- _APPLICA QUANTO LETTO_
(A) Trascrivi senza modifiche il passo del brano sul CETA da "Infatti, i primi" a "delle aziende esportatrici.".
(B) Nel brano sul CETA, con quale nome doveva essere venduto in Canada il San Daniele prima dell'accordo?

- _BRANO ESTRATTO_

──────────────────────────────

05/04/2026

Le recenti prese di posizione di Dario Ermacora, presidente regionale di Coldiretti, che a proposito del CETA si è detto «stupito» che altre associazioni di categoria contestino la mancata ratifica parlamentare di questo accordo, «un’intesa penalizzante per il Friuli Venezia Giulia pure sulle Dop San Daniele e Montasio, riceve la risposta del

direttore Mario Emilio Cichetti, Direttore Generale Consorzio del Prosciutto di San Daniele, il quale, smentendo il valore negativo del CETA come giudicatro da Coldiretti, sottolinea che Il Consorzio del Prosciutto di San Daniele conferma la valenza assolutamente positiva dell’accordo economico commerciale CETA.

Infatti, i primi dati positivi dell’export del Prosciutto di San Daniele in Canada, a partire da settembre 2017 – momento in cui ha preso di fatto attuazione il CETA – sono stati pari a + 35% rispetto allo stesso periodo dell’anno precedente, oltre ad un incremento del numero delle aziende esportatrici.

L’accordo CETA, per il Prosciutto di San Daniele – prosegue Emilio Cichetti – è dunque un elemento positivo per poter esportare di più, e meglio, il prosciutto friulano in Canada. Infatti, gli effetti del CETA fanno sì che il prodotto possa essere esportato in quel paese con la sua denominazione corretta, cosa impossibile sino a tale intesa visto la presenza e preesistenza di un marchio similare registrato agli inizi degli anni 70 nel mercato canadese, e che obbligava il San Daniele ad essere denominato in quel paese “Authentic Italian Prosciutto”.

──────────────────────────────

- _DATI ESTRATTI_
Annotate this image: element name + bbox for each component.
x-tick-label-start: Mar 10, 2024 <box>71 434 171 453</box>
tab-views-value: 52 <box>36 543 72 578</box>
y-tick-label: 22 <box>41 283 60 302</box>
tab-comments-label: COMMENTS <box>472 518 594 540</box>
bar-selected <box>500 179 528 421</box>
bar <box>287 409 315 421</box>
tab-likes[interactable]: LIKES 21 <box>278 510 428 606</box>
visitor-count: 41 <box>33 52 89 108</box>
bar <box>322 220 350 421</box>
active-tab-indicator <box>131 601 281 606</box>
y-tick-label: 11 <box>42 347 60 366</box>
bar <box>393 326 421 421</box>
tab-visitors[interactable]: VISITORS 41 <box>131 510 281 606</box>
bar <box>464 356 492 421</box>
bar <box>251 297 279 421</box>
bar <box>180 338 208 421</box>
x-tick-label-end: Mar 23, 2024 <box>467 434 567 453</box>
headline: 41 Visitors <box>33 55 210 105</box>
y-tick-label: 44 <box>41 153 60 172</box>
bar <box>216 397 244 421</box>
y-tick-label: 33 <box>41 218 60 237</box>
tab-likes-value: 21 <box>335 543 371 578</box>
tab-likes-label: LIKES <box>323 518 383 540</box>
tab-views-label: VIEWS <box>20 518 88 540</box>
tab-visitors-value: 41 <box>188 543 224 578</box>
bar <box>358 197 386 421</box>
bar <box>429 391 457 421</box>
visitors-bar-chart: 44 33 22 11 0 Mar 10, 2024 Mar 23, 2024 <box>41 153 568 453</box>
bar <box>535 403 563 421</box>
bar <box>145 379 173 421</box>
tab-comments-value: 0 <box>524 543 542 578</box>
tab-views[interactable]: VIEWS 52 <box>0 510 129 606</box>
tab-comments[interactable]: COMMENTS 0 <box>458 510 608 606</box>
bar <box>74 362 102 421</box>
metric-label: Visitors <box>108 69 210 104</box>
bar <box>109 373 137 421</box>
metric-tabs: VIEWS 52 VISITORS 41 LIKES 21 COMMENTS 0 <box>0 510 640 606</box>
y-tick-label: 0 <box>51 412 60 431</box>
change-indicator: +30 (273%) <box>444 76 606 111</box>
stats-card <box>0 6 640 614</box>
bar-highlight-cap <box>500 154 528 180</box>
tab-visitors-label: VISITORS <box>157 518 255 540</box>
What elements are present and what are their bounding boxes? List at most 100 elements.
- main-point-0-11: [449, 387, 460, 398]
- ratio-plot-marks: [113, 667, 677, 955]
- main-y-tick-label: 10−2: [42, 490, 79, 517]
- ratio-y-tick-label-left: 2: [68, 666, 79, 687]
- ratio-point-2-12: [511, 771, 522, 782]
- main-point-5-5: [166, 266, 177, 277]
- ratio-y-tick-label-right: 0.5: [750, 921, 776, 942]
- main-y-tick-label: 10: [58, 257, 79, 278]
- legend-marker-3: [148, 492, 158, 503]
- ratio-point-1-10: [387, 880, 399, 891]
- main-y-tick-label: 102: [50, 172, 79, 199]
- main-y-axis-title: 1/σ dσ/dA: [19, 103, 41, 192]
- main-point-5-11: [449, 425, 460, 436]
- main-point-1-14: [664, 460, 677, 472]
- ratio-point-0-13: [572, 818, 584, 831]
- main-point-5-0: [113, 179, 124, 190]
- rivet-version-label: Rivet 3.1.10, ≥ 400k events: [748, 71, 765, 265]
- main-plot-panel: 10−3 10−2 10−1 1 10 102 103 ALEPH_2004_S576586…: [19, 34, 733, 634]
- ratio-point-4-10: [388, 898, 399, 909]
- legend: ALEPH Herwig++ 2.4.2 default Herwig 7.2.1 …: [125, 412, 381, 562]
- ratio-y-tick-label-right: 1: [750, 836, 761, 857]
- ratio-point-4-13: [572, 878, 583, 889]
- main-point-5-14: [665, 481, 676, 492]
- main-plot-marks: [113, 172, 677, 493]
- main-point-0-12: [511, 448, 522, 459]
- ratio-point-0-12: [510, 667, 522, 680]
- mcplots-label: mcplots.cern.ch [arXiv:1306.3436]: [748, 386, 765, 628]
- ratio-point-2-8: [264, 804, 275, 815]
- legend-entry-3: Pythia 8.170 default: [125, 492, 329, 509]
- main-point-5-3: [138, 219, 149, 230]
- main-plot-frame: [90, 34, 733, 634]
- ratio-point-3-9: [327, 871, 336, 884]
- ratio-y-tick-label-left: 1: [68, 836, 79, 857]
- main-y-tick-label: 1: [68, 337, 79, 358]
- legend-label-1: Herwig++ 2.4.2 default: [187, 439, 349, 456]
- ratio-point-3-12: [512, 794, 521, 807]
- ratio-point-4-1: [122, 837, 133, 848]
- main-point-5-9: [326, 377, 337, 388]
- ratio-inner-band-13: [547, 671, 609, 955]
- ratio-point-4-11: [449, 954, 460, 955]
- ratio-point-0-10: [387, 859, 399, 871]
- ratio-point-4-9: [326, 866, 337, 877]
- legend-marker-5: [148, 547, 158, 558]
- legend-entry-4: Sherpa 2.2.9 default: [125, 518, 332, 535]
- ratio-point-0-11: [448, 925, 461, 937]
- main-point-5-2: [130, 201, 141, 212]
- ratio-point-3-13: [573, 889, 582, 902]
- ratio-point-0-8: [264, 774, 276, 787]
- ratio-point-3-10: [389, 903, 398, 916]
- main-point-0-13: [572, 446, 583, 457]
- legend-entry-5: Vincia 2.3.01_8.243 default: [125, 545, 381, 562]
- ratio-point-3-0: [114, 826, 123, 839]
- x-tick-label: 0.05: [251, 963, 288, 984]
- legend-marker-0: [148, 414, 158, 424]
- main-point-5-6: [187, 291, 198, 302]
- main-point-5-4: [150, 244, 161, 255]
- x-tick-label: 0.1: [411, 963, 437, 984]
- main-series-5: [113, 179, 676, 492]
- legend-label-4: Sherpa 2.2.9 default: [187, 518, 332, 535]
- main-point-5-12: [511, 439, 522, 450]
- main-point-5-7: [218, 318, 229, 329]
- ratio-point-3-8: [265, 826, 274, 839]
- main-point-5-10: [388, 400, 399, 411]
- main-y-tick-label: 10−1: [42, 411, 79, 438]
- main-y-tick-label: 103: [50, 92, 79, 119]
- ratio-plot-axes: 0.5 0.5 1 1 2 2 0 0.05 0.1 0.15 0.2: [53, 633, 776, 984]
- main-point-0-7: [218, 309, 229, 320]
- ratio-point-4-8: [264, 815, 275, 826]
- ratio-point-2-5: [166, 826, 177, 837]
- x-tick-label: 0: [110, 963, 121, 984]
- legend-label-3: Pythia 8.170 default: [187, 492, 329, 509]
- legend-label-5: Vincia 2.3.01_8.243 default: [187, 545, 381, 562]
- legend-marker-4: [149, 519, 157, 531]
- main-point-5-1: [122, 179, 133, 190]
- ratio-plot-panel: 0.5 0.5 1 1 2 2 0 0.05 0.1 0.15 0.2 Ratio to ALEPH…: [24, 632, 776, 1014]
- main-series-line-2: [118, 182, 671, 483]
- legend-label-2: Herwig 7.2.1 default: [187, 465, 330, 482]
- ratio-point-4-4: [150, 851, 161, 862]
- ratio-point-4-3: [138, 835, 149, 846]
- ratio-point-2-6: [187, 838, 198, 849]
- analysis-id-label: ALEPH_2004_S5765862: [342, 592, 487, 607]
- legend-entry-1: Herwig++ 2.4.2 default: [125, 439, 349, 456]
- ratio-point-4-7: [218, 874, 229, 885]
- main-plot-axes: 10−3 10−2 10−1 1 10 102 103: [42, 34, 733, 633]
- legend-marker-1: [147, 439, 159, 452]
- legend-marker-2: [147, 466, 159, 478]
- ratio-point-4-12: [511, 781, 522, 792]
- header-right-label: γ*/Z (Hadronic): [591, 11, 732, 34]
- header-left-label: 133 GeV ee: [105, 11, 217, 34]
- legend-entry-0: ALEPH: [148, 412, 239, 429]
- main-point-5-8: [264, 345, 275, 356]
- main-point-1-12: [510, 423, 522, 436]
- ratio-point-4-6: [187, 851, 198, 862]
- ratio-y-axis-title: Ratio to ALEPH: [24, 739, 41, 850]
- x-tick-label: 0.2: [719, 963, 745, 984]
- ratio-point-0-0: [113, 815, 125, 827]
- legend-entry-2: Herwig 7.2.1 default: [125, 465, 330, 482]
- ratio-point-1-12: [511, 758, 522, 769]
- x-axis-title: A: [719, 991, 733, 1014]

──────────────────────────────

- _RISULTATI ATTESI_
(A)
Infatti, i primi dati positivi dell’export del Prosciutto di San Daniele in Canada, a partire da settembre 2017 – momento in cui ha preso di fatto attuazione il CETA – sono stati pari a + 35% rispetto allo stesso periodo dell’anno precedente, oltre ad un incremento del numero delle aziende esportatrici.

(B) "Authentic Italian Prosciutto"